━━ Data to process

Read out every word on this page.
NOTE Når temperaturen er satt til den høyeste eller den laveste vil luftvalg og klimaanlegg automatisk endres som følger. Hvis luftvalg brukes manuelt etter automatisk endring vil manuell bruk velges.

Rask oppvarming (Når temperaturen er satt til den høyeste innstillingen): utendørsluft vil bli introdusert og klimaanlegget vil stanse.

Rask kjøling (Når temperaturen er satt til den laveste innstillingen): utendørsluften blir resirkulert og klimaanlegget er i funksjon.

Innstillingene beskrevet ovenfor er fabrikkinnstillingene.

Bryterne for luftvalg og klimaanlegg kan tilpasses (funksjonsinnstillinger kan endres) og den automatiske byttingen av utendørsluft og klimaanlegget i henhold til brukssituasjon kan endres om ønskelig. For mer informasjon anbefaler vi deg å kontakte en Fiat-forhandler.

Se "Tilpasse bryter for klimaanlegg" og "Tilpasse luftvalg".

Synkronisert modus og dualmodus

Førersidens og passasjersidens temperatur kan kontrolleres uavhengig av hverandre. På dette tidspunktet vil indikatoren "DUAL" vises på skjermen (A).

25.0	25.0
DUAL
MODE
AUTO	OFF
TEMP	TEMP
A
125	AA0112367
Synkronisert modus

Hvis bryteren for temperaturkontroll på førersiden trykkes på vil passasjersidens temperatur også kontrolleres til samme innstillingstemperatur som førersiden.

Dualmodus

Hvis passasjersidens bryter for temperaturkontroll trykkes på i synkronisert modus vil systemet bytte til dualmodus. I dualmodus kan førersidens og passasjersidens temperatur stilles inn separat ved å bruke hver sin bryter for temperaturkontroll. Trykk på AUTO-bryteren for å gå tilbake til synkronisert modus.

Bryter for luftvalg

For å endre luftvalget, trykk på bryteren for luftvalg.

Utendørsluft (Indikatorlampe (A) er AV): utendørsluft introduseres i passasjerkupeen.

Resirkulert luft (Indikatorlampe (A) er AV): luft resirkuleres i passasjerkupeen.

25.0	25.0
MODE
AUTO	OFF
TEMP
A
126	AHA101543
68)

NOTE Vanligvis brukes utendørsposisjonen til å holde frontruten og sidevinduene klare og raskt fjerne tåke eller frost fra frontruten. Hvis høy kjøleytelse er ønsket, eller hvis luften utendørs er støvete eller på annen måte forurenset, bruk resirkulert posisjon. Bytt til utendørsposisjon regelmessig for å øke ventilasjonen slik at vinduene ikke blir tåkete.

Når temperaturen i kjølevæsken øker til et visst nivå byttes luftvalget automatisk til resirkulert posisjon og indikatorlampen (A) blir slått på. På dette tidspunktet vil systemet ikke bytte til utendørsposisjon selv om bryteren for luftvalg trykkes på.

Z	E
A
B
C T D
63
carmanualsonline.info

━━━━

§ What is asked:
Every entry needs to be retyped exactly.

§ Written solution:
Read out every word on this page.
NOTE Når temperaturen er satt til den høyeste eller den laveste vil luftvalg og klimaanlegg automatisk endres som følger. Hvis luftvalg brukes manuelt etter automatisk endring vil manuell bruk velges.

Rask oppvarming (Når temperaturen er satt til den høyeste innstillingen): utendørsluft vil bli introdusert og klimaanlegget vil stanse.

Rask kjøling (Når temperaturen er satt til den laveste innstillingen): utendørsluften blir resirkulert og klimaanlegget er i funksjon.

Innstillingene beskrevet ovenfor er fabrikkinnstillingene.

Bryterne for luftvalg og klimaanlegg kan tilpasses (funksjonsinnstillinger kan endres) og den automatiske byttingen av utendørsluft og klimaanlegget i henhold til brukssituasjon kan endres om ønskelig. For mer informasjon anbefaler vi deg å kontakte en Fiat-forhandler.

Se "Tilpasse bryter for klimaanlegg" og "Tilpasse luftvalg".

Synkronisert modus og dualmodus

Førersidens og passasjersidens temperatur kan kontrolleres uavhengig av hverandre. På dette tidspunktet vil indikatoren "DUAL" vises på skjermen (A).

25.0	25.0
DUAL
MODE
AUTO	OFF
TEMP	TEMP
A
125	AA0112367
Synkronisert modus

Hvis bryteren for temperaturkontroll på førersiden trykkes på vil passasjersidens temperatur også kontrolleres til samme innstillingstemperatur som førersiden.

Dualmodus

Hvis passasjersidens bryter for temperaturkontroll trykkes på i synkronisert modus vil systemet bytte til dualmodus. I dualmodus kan førersidens og passasjersidens temperatur stilles inn separat ved å bruke hver sin bryter for temperaturkontroll. Trykk på AUTO-bryteren for å gå tilbake til synkronisert modus.

Bryter for luftvalg

For å endre luftvalget, trykk på bryteren for luftvalg.

Utendørsluft (Indikatorlampe (A) er AV): utendørsluft introduseres i passasjerkupeen.

Resirkulert luft (Indikatorlampe (A) er AV): luft resirkuleres i passasjerkupeen.

25.0	25.0
MODE
AUTO	OFF
TEMP
A
126	AHA101543
68)

NOTE Vanligvis brukes utendørsposisjonen til å holde frontruten og sidevinduene klare og raskt fjerne tåke eller frost fra frontruten. Hvis høy kjøleytelse er ønsket, eller hvis luften utendørs er støvete eller på annen måte forurenset, bruk resirkulert posisjon. Bytt til utendørsposisjon regelmessig for å øke ventilasjonen slik at vinduene ikke blir tåkete.

Når temperaturen i kjølevæsken øker til et visst nivå byttes luftvalget automatisk til resirkulert posisjon og indikatorlampen (A) blir slått på. På dette tidspunktet vil systemet ikke bytte til utendørsposisjon selv om bryteren for luftvalg trykkes på.

Z	E
A
B
C T D
63
carmanualsonline.info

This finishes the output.